• **PROBLEM DETAILS**:
Scan the material for the word "Спасск", and copy each line where it shows up.

[Stored records]
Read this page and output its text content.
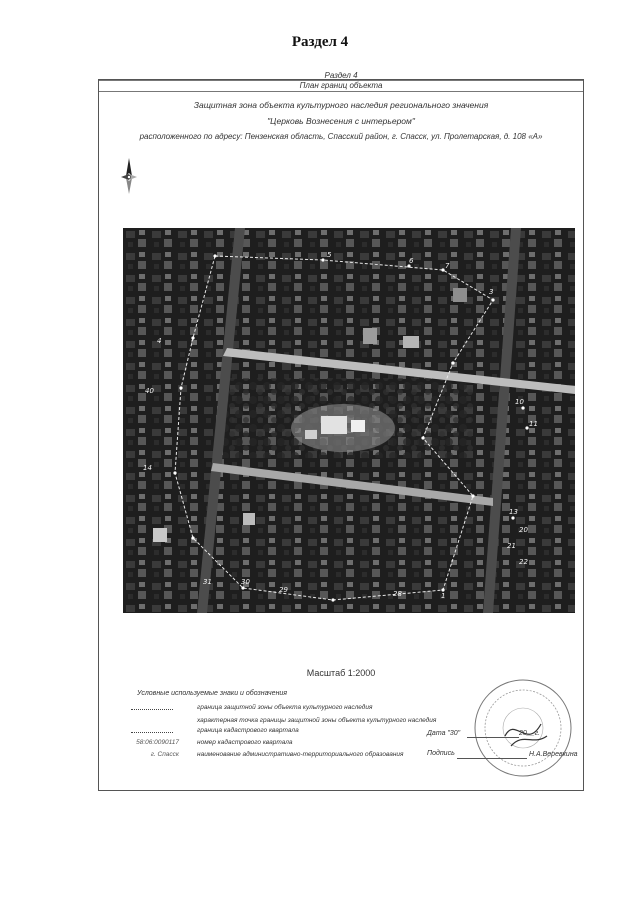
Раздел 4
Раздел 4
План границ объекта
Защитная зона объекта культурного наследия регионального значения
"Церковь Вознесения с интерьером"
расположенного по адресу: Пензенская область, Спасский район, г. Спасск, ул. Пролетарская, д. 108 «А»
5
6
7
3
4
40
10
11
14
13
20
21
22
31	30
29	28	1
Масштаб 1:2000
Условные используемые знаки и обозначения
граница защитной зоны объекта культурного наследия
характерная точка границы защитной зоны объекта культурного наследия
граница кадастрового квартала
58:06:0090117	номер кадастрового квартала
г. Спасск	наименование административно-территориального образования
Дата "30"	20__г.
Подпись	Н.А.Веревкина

• **SOLUTION TO THE EXERCISE**:
расположенного по адресу: Пензенская область, Спасский район, г. Спасск, ул. Пролетарская, д. 108 «А»
г. Спасск	наименование административно-территориального образования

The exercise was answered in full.